▼

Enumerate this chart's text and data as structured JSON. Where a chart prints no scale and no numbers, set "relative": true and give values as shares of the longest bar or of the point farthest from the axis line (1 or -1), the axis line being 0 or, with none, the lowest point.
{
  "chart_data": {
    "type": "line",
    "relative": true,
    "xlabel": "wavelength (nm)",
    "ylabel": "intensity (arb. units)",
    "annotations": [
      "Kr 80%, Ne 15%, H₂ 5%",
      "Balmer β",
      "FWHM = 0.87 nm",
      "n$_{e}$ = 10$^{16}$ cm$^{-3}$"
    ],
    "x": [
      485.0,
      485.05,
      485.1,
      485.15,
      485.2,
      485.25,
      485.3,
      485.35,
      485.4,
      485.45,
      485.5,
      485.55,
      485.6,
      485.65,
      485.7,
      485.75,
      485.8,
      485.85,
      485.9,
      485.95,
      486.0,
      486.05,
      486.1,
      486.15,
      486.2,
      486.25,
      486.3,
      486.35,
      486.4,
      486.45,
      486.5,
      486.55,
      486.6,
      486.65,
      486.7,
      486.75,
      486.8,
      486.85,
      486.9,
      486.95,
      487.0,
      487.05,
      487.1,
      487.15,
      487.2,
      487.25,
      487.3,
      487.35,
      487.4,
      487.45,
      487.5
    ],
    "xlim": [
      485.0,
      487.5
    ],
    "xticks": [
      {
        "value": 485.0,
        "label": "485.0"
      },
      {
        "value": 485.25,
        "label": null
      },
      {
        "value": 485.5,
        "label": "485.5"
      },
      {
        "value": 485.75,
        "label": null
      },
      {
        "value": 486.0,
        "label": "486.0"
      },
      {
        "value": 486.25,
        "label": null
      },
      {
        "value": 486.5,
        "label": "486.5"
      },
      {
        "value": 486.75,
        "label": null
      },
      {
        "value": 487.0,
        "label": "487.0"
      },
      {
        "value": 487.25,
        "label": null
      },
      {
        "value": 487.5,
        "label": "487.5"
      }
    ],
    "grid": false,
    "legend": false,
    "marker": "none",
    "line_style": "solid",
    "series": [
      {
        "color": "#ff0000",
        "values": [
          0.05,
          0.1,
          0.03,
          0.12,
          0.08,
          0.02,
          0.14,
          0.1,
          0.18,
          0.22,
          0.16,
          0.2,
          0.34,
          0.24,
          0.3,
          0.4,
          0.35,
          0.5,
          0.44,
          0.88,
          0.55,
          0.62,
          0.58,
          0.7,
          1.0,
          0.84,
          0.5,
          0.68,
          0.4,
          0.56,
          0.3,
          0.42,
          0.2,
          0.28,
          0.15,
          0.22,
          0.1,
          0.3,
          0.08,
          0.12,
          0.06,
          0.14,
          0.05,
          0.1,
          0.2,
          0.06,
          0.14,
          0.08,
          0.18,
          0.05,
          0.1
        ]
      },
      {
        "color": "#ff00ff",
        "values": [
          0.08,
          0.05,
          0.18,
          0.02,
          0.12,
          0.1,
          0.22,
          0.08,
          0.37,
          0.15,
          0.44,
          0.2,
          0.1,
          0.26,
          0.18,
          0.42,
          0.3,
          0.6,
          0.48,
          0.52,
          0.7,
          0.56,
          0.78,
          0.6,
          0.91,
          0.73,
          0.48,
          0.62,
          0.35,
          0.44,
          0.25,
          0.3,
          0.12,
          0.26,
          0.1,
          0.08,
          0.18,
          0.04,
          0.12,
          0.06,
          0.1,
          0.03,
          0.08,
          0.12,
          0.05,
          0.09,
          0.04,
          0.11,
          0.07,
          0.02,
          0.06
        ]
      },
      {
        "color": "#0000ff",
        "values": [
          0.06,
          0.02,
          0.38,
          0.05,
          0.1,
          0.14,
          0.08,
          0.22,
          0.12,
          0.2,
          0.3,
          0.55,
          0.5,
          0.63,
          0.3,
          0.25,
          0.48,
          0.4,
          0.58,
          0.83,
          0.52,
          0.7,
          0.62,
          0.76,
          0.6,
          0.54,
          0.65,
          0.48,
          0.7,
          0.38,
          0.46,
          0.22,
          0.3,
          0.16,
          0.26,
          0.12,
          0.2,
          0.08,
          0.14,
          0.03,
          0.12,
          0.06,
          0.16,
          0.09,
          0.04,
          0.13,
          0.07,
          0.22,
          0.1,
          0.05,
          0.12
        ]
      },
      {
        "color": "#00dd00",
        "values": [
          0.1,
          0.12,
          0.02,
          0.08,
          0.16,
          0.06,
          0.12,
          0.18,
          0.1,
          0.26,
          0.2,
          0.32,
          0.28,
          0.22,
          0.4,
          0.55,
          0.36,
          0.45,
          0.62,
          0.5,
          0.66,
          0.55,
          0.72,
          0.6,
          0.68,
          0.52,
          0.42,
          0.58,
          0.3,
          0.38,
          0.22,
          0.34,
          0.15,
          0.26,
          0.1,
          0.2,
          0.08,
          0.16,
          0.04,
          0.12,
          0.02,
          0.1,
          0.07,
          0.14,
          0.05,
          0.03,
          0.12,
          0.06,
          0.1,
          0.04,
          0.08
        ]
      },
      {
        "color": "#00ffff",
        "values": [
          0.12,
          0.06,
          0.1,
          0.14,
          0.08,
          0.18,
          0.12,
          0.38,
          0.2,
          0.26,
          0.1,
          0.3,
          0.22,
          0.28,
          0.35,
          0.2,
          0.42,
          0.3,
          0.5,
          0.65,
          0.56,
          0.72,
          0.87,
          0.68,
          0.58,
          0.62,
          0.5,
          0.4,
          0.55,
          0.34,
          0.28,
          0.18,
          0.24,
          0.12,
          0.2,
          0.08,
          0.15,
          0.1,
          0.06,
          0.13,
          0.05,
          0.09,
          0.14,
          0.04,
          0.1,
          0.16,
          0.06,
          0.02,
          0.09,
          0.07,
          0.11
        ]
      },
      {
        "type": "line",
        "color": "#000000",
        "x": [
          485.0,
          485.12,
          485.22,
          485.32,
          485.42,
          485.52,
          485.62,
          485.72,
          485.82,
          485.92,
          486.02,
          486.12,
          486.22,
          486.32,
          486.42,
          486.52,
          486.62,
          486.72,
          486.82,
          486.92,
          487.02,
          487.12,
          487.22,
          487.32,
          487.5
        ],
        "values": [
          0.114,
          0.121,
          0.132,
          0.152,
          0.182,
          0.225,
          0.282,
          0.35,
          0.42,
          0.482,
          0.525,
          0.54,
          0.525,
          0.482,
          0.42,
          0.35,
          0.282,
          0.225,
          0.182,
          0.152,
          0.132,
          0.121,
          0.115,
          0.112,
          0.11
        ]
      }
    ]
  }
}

▲

YOUR GOAL
Take the entries above and copy them out exactly.

PROBLEM SOLUTION
Enumerate this chart's text and data as structured JSON. Where a chart prints no scale and no numbers, set "relative": true and give values as shares of the longest bar or of the point farthest from the axis line (1 or -1), the axis line being 0 or, with none, the lowest point.
{
  "chart_data": {
    "type": "line",
    "relative": true,
    "xlabel": "wavelength (nm)",
    "ylabel": "intensity (arb. units)",
    "annotations": [
      "Kr 80%, Ne 15%, H₂ 5%",
      "Balmer β",
      "FWHM = 0.87 nm",
      "n$_{e}$ = 10$^{16}$ cm$^{-3}$"
    ],
    "x": [
      485.0,
      485.05,
      485.1,
      485.15,
      485.2,
      485.25,
      485.3,
      485.35,
      485.4,
      485.45,
      485.5,
      485.55,
      485.6,
      485.65,
      485.7,
      485.75,
      485.8,
      485.85,
      485.9,
      485.95,
      486.0,
      486.05,
      486.1,
      486.15,
      486.2,
      486.25,
      486.3,
      486.35,
      486.4,
      486.45,
      486.5,
      486.55,
      486.6,
      486.65,
      486.7,
      486.75,
      486.8,
      486.85,
      486.9,
      486.95,
      487.0,
      487.05,
      487.1,
      487.15,
      487.2,
      487.25,
      487.3,
      487.35,
      487.4,
      487.45,
      487.5
    ],
    "xlim": [
      485.0,
      487.5
    ],
    "xticks": [
      {
        "value": 485.0,
        "label": "485.0"
      },
      {
        "value": 485.25,
        "label": null
      },
      {
        "value": 485.5,
        "label": "485.5"
      },
      {
        "value": 485.75,
        "label": null
      },
      {
        "value": 486.0,
        "label": "486.0"
      },
      {
        "value": 486.25,
        "label": null
      },
      {
        "value": 486.5,
        "label": "486.5"
      },
      {
        "value": 486.75,
        "label": null
      },
      {
        "value": 487.0,
        "label": "487.0"
      },
      {
        "value": 487.25,
        "label": null
      },
      {
        "value": 487.5,
        "label": "487.5"
      }
    ],
    "grid": false,
    "legend": false,
    "marker": "none",
    "line_style": "solid",
    "series": [
      {
        "color": "#ff0000",
        "values": [
          0.05,
          0.1,
          0.03,
          0.12,
          0.08,
          0.02,
          0.14,
          0.1,
          0.18,
          0.22,
          0.16,
          0.2,
          0.34,
          0.24,
          0.3,
          0.4,
          0.35,
          0.5,
          0.44,
          0.88,
          0.55,
          0.62,
          0.58,
          0.7,
          1.0,
          0.84,
          0.5,
          0.68,
          0.4,
          0.56,
          0.3,
          0.42,
          0.2,
          0.28,
          0.15,
          0.22,
          0.1,
          0.3,
          0.08,
          0.12,
          0.06,
          0.14,
          0.05,
          0.1,
          0.2,
          0.06,
          0.14,
          0.08,
          0.18,
          0.05,
          0.1
        ]
      },
      {
        "color": "#ff00ff",
        "values": [
          0.08,
          0.05,
          0.18,
          0.02,
          0.12,
          0.1,
          0.22,
          0.08,
          0.37,
          0.15,
          0.44,
          0.2,
          0.1,
          0.26,
          0.18,
          0.42,
          0.3,
          0.6,
          0.48,
          0.52,
          0.7,
          0.56,
          0.78,
          0.6,
          0.91,
          0.73,
          0.48,
          0.62,
          0.35,
          0.44,
          0.25,
          0.3,
          0.12,
          0.26,
          0.1,
          0.08,
          0.18,
          0.04,
          0.12,
          0.06,
          0.1,
          0.03,
          0.08,
          0.12,
          0.05,
          0.09,
          0.04,
          0.11,
          0.07,
          0.02,
          0.06
        ]
      },
      {
        "color": "#0000ff",
        "values": [
          0.06,
          0.02,
          0.38,
          0.05,
          0.1,
          0.14,
          0.08,
          0.22,
          0.12,
          0.2,
          0.3,
          0.55,
          0.5,
          0.63,
          0.3,
          0.25,
          0.48,
          0.4,
          0.58,
          0.83,
          0.52,
          0.7,
          0.62,
          0.76,
          0.6,
          0.54,
          0.65,
          0.48,
          0.7,
          0.38,
          0.46,
          0.22,
          0.3,
          0.16,
          0.26,
          0.12,
          0.2,
          0.08,
          0.14,
          0.03,
          0.12,
          0.06,
          0.16,
          0.09,
          0.04,
          0.13,
          0.07,
          0.22,
          0.1,
          0.05,
          0.12
        ]
      },
      {
        "color": "#00dd00",
        "values": [
          0.1,
          0.12,
          0.02,
          0.08,
          0.16,
          0.06,
          0.12,
          0.18,
          0.1,
          0.26,
          0.2,
          0.32,
          0.28,
          0.22,
          0.4,
          0.55,
          0.36,
          0.45,
          0.62,
          0.5,
          0.66,
          0.55,
          0.72,
          0.6,
          0.68,
          0.52,
          0.42,
          0.58,
          0.3,
          0.38,
          0.22,
          0.34,
          0.15,
          0.26,
          0.1,
          0.2,
          0.08,
          0.16,
          0.04,
          0.12,
          0.02,
          0.1,
          0.07,
          0.14,
          0.05,
          0.03,
          0.12,
          0.06,
          0.1,
          0.04,
          0.08
        ]
      },
      {
        "color": "#00ffff",
        "values": [
          0.12,
          0.06,
          0.1,
          0.14,
          0.08,
          0.18,
          0.12,
          0.38,
          0.2,
          0.26,
          0.1,
          0.3,
          0.22,
          0.28,
          0.35,
          0.2,
          0.42,
          0.3,
          0.5,
          0.65,
          0.56,
          0.72,
          0.87,
          0.68,
          0.58,
          0.62,
          0.5,
          0.4,
          0.55,
          0.34,
          0.28,
          0.18,
          0.24,
          0.12,
          0.2,
          0.08,
          0.15,
          0.1,
          0.06,
          0.13,
          0.05,
          0.09,
          0.14,
          0.04,
          0.1,
          0.16,
          0.06,
          0.02,
          0.09,
          0.07,
          0.11
        ]
      },
      {
        "type": "line",
        "color": "#000000",
        "x": [
          485.0,
          485.12,
          485.22,
          485.32,
          485.42,
          485.52,
          485.62,
          485.72,
          485.82,
          485.92,
          486.02,
          486.12,
          486.22,
          486.32,
          486.42,
          486.52,
          486.62,
          486.72,
          486.82,
          486.92,
          487.02,
          487.12,
          487.22,
          487.32,
          487.5
        ],
        "values": [
          0.114,
          0.121,
          0.132,
          0.152,
          0.182,
          0.225,
          0.282,
          0.35,
          0.42,
          0.482,
          0.525,
          0.54,
          0.525,
          0.482,
          0.42,
          0.35,
          0.282,
          0.225,
          0.182,
          0.152,
          0.132,
          0.121,
          0.115,
          0.112,
          0.11
        ]
      }
    ]
  }
}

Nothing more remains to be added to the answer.